| REQUIRED WORK |
Output every entry exactly as written, skipping any pictures.
----- RECORDS FOR THIS EXERCISE -----
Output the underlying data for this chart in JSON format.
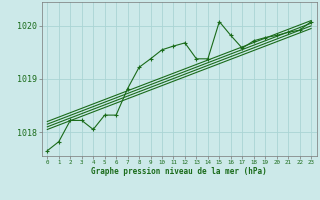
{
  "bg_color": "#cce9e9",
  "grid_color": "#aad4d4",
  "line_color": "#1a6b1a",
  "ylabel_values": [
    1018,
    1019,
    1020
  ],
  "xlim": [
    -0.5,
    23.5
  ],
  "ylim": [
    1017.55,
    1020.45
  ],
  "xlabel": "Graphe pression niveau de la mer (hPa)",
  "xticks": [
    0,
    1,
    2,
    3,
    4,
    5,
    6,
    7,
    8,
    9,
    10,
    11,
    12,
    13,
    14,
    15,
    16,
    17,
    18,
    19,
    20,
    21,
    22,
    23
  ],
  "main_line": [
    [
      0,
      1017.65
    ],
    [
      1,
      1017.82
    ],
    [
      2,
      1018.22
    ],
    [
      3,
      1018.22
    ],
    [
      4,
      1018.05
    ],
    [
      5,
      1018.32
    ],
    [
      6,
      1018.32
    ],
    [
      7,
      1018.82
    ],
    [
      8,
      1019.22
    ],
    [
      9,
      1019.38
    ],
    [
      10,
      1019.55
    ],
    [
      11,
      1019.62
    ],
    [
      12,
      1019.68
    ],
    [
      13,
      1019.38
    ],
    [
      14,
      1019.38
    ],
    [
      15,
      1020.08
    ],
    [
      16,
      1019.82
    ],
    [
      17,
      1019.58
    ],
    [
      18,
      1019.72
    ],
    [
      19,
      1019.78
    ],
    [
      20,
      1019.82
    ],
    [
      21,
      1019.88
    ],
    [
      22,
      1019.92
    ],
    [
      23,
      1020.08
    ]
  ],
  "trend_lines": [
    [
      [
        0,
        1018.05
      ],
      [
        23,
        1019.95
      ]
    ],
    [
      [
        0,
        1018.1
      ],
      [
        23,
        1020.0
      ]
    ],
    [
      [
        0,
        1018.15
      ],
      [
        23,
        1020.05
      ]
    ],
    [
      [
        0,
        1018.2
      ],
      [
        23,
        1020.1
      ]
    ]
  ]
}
-----
| COMPLETE ANSWER |
Output the underlying data for this chart in JSON format.
{
  "bg_color": "#cce9e9",
  "grid_color": "#aad4d4",
  "line_color": "#1a6b1a",
  "ylabel_values": [
    1018,
    1019,
    1020
  ],
  "xlim": [
    -0.5,
    23.5
  ],
  "ylim": [
    1017.55,
    1020.45
  ],
  "xlabel": "Graphe pression niveau de la mer (hPa)",
  "xticks": [
    0,
    1,
    2,
    3,
    4,
    5,
    6,
    7,
    8,
    9,
    10,
    11,
    12,
    13,
    14,
    15,
    16,
    17,
    18,
    19,
    20,
    21,
    22,
    23
  ],
  "main_line": [
    [
      0,
      1017.65
    ],
    [
      1,
      1017.82
    ],
    [
      2,
      1018.22
    ],
    [
      3,
      1018.22
    ],
    [
      4,
      1018.05
    ],
    [
      5,
      1018.32
    ],
    [
      6,
      1018.32
    ],
    [
      7,
      1018.82
    ],
    [
      8,
      1019.22
    ],
    [
      9,
      1019.38
    ],
    [
      10,
      1019.55
    ],
    [
      11,
      1019.62
    ],
    [
      12,
      1019.68
    ],
    [
      13,
      1019.38
    ],
    [
      14,
      1019.38
    ],
    [
      15,
      1020.08
    ],
    [
      16,
      1019.82
    ],
    [
      17,
      1019.58
    ],
    [
      18,
      1019.72
    ],
    [
      19,
      1019.78
    ],
    [
      20,
      1019.82
    ],
    [
      21,
      1019.88
    ],
    [
      22,
      1019.92
    ],
    [
      23,
      1020.08
    ]
  ],
  "trend_lines": [
    [
      [
        0,
        1018.05
      ],
      [
        23,
        1019.95
      ]
    ],
    [
      [
        0,
        1018.1
      ],
      [
        23,
        1020.0
      ]
    ],
    [
      [
        0,
        1018.15
      ],
      [
        23,
        1020.05
      ]
    ],
    [
      [
        0,
        1018.2
      ],
      [
        23,
        1020.1
      ]
    ]
  ]
}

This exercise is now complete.